▶ [EXERCISE TASKS]
**1.** In the Florida phosphate article, change "landscape" to "terrain" and write out everything from "South-central Florida's landscape" down to "than 300,000 acres.".
**2.** According to the Florida phosphate article, how many acres does Mosaic control?

▶ [PAGE EXTRACT]
South-central Florida's landscape will be shaped in large part by a company many residents have never heard of. Mosaic is the only big player left in Florida's phosphate industry, and it controls more than 300,000 acres.
Steve Seibert is a former secretary of the state Department of Community Affairs who serves as executive director of Florida’s Century Commission, which was created to advise the governor and Legislature on how the state can achieve a sustainable future. He is also Mosaic’s only Florida resident board member, a position he says he accepted “because I thought I could help this company be thoughtful about its impact on Florida.”
Steve Seibert [Photo: Ray Stanyard]
In Tallahassee, Mosaic employs Mark Kaplan, chief of staff under former Gov. Jeb Bush, as its vice president in charge of government affairs. “We have the luxury of being able to take the long view — to imagine what our part of Florida will be like in 2040,” Kaplan says. “As a large landowner and employer, we want to make sure there are vibrant communities left where we’ve mined.”
For now, the company is making so much money in phosphate that any talk of development is on hold. World phosphate stocks are low, while the rate of growth in demand has doubled every year for the past three years, according to the International Fertilizer Association. Dammonium phosphate (the most common fertilizer manufactured in Florida) has sold for as much as $1,000 a metric ton, up from $255 at the start of 2007.
Still, observers say a downturn is unavoidable. The industry’s fortunes have soared and plummeted like a roller coaster for a century. The last major shakeout, which began in 1999 and lasted through 2006, led to the creation of Mosaic and saw seven large-scale phosphate plants close in the United States, six of them in Florida. Mosaic itself shuttered two Florida plants, Green Bay and South Pierce, in 2006 as China transitioned from the largest importer to the second-largest exporter of processed phosphate. Chinese competition remains, and Morocco and other players are ramping up production. A large Saudi Arabian plant is coming online, as are other operations around the globe.
“Supply will increase, and at some point the farmer is not going to be able to continue to pay these prices,” says Paul Clifford, executive director at the phosphate research institute. “I don’t think anyone has repealed the law of supply and demand.”

▶ [Collected data entries]
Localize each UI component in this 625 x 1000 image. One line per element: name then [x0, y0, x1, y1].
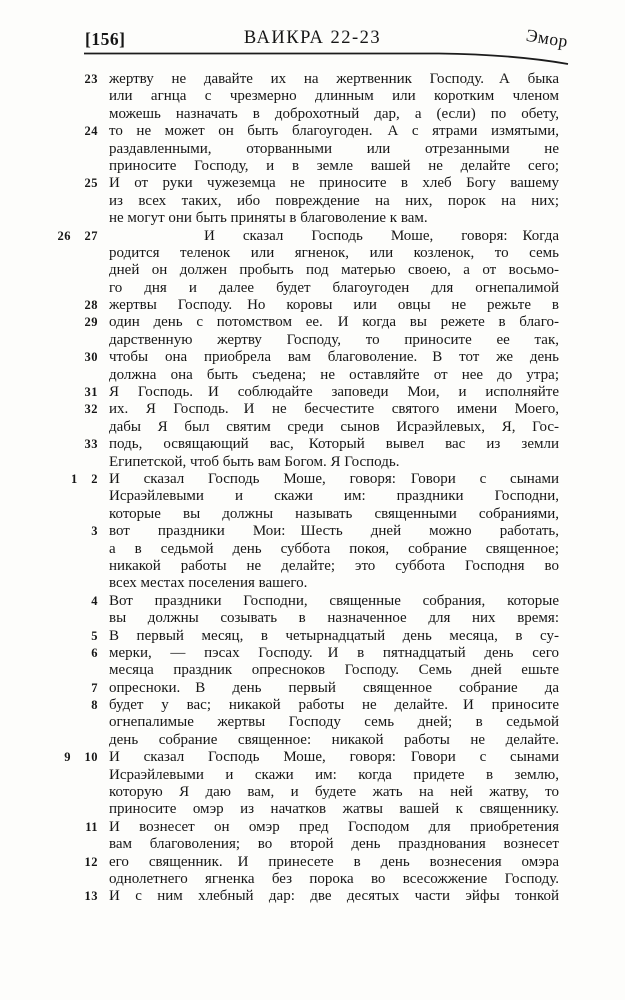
- verse-text: дней он должен пробыть под матерью своею, а от восьмо-: [109, 262, 559, 279]
- text-line: [0, 871, 625, 888]
- verse-text: жертвы Господу. Но коровы или овцы не режьте в: [109, 297, 559, 314]
- verse-number: 31: [84, 385, 98, 400]
- verse-text: вам благоволения; во второй день празднования вознесет: [109, 836, 559, 853]
- verse-number: 30: [84, 350, 98, 365]
- verse-number: 8: [91, 698, 98, 713]
- text-line: [0, 697, 625, 714]
- verse-text: Исраэйлевыми и скажи им: праздники Господни,: [109, 488, 559, 505]
- verse-text: Египетской, чтоб быть вам Богом. Я Господь.: [109, 453, 400, 470]
- text-line: [0, 123, 625, 140]
- text-line: [0, 558, 625, 575]
- text-line: [0, 262, 625, 279]
- verse-text: один день с потомством ее. И когда вы режете в благо-: [109, 314, 559, 331]
- verse-text: го дня и далее будет благоугоден для огнепалимой: [109, 279, 559, 296]
- header-rule: [84, 50, 570, 68]
- text-line: [0, 384, 625, 401]
- verse-number: 25: [84, 176, 98, 191]
- text-line: [0, 228, 625, 245]
- text-line: [0, 245, 625, 262]
- verse-text: приносите Господу, и в земле вашей не делайте сего;: [109, 157, 559, 174]
- page-number: [156]: [85, 29, 126, 49]
- verse-text: их. Я Господь. И не бесчестите святого имени Моего,: [109, 401, 559, 418]
- text-line: [0, 175, 625, 192]
- verse-text: И вознесет он омэр пред Господом для приобретения: [109, 818, 559, 835]
- text-line: [0, 541, 625, 558]
- verse-text: чтобы она приобрела вам благоволение. В тот же день: [109, 349, 559, 366]
- text-line: [0, 523, 625, 540]
- verse-number: 4: [91, 593, 98, 608]
- text-line: [0, 349, 625, 366]
- verse-text: его священник. И принесете в день вознесения омэра: [109, 853, 559, 870]
- verse-text: месяца праздник опресноков Господу. Семь дней ешьте: [109, 662, 559, 679]
- verse-text: дабы Я был святим среди сынов Исраэйлевых, Я, Гос-: [109, 418, 559, 435]
- verse-number: 29: [84, 315, 98, 330]
- text-line: [0, 506, 625, 523]
- text-line: [0, 575, 625, 592]
- verse-text: И от руки чужеземца не приносите в хлеб Богу вашему: [109, 175, 559, 192]
- text-line: [0, 854, 625, 871]
- verse-text: или агнца с чрезмерно длинным или коротким членом: [109, 88, 559, 105]
- verse-number: 12: [84, 854, 98, 869]
- text-line: [0, 158, 625, 175]
- text-line: [0, 680, 625, 697]
- text-line: [0, 767, 625, 784]
- verse-text: должна она быть съедена; не оставляйте от нее до утра;: [109, 366, 559, 383]
- verse-text: которые вы должны называть священными собраниями,: [109, 505, 559, 522]
- text-line: [0, 367, 625, 384]
- text-line: [0, 819, 625, 836]
- text-line: [0, 141, 625, 158]
- text-line: [0, 210, 625, 227]
- text-line: [0, 836, 625, 853]
- verse-text: родится теленок или ягненок, или козленок, то семь: [109, 244, 559, 261]
- verse-number: 1 2: [71, 471, 98, 486]
- text-line: [0, 193, 625, 210]
- verse-text: раздавленными, оторванными или отрезанными не: [109, 140, 559, 157]
- verse-text: мерки, — пэсах Господу. И в пятнадцатый день сего: [109, 644, 559, 661]
- text-line: [0, 436, 625, 453]
- text-line: [0, 628, 625, 645]
- verse-text: всех местах поселения вашего.: [109, 575, 308, 592]
- verse-number: 11: [85, 819, 98, 834]
- verse-text: которую Я даю вам, и будете жать на ней жатву, то: [109, 784, 559, 801]
- verse-text: жертву не давайте их на жертвенник Господу. А быка: [109, 71, 559, 87]
- verse-text: огнепалимые жертвы Господу семь дней; в седьмой: [109, 714, 559, 731]
- book-title: ВАИКРА 22-23: [243, 28, 382, 48]
- verse-number: 3: [91, 524, 98, 539]
- verse-text: В первый месяц, в четырнадцатый день месяца, в су-: [109, 627, 559, 644]
- verse-text: никакой работы не делайте; это суббота Господня во: [109, 557, 559, 574]
- text-line: [0, 610, 625, 627]
- verse-number: 26 27: [57, 228, 98, 243]
- verse-text: то не может он быть благоугоден. А с ятрами измятыми,: [109, 123, 559, 140]
- text-line: [0, 332, 625, 349]
- text-line: [0, 714, 625, 731]
- verse-number: 6: [91, 645, 98, 660]
- verse-number: 5: [91, 628, 98, 643]
- text-line: [0, 784, 625, 801]
- verse-text: И сказал Господь Моше, говоря: Когда: [204, 227, 559, 244]
- text-line: [0, 88, 625, 105]
- text-line: [0, 297, 625, 314]
- verse-text: Вот праздники Господни, священные собрания, которые: [109, 592, 559, 609]
- verse-text-block: [0, 71, 625, 906]
- text-line: [0, 71, 625, 88]
- verse-text: однолетнего ягненка без порока во всесожжение Господу.: [109, 870, 559, 887]
- text-line: [0, 801, 625, 818]
- verse-text: день собрание священное: никакой работы не делайте.: [109, 731, 559, 748]
- verse-number: 23: [84, 72, 98, 86]
- verse-number: 32: [84, 402, 98, 417]
- verse-text: И сказал Господь Моше, говоря: Говори с сынами: [109, 749, 559, 766]
- verse-text: из всех таких, ибо повреждение на них, порок на них;: [109, 192, 559, 209]
- text-line: [0, 732, 625, 749]
- verse-number: 28: [84, 298, 98, 313]
- text-line: [0, 280, 625, 297]
- text-line: [0, 888, 625, 905]
- text-line: [0, 401, 625, 418]
- text-line: [0, 454, 625, 471]
- verse-text: вы должны созывать в назначенное для них время:: [109, 610, 559, 627]
- verse-text: дарственную жертву Господу, то приносите ее так,: [109, 331, 559, 348]
- verse-text: Я Господь. И соблюдайте заповеди Мои, и исполняйте: [109, 384, 559, 401]
- verse-text: подь, освящающий вас, Который вывел вас из земли: [109, 436, 559, 453]
- text-line: [0, 749, 625, 766]
- verse-number: 24: [84, 124, 98, 139]
- verse-text: И сказал Господь Моше, говоря: Говори с сынами: [109, 470, 559, 487]
- text-line: [0, 593, 625, 610]
- verse-number: 9 10: [64, 750, 98, 765]
- text-line: [0, 419, 625, 436]
- verse-text: не могут они быть приняты в благоволение к вам.: [109, 210, 428, 227]
- verse-number: 7: [91, 680, 98, 695]
- parsha-name: Эмор: [524, 24, 570, 52]
- verse-text: И с ним хлебный дар: две десятых части эйфы тонкой: [109, 888, 559, 905]
- header-rule-curve: [84, 50, 570, 68]
- verse-text: можешь назначать в доброхотный дар, а (если) по обету,: [109, 105, 559, 122]
- text-line: [0, 106, 625, 123]
- verse-text: опресноки. В день первый священное собрание да: [109, 679, 559, 696]
- verse-text: будет у вас; никакой работы не делайте. И приносите: [109, 697, 559, 714]
- verse-number: 13: [84, 889, 98, 904]
- text-line: [0, 314, 625, 331]
- verse-text: приносите омэр из начатков жатвы вашей к священнику.: [109, 801, 559, 818]
- verse-text: вот праздники Мои: Шесть дней можно работать,: [109, 523, 559, 540]
- verse-text: а в седьмой день суббота покоя, собрание священное;: [109, 540, 559, 557]
- verse-text: Исраэйлевыми и скажи им: когда придете в землю,: [109, 766, 559, 783]
- text-line: [0, 488, 625, 505]
- verse-number: 33: [84, 437, 98, 452]
- text-line: [0, 662, 625, 679]
- text-line: [0, 645, 625, 662]
- text-line: [0, 471, 625, 488]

▶ [RESPONSES]
**1.**
South-central Florida's terrain will be shaped in large part by a company many residents have never heard of. Mosaic is the only big player left in Florida's phosphate industry, and it controls more than 300,000 acres.

**2.** More than 300,000 acres.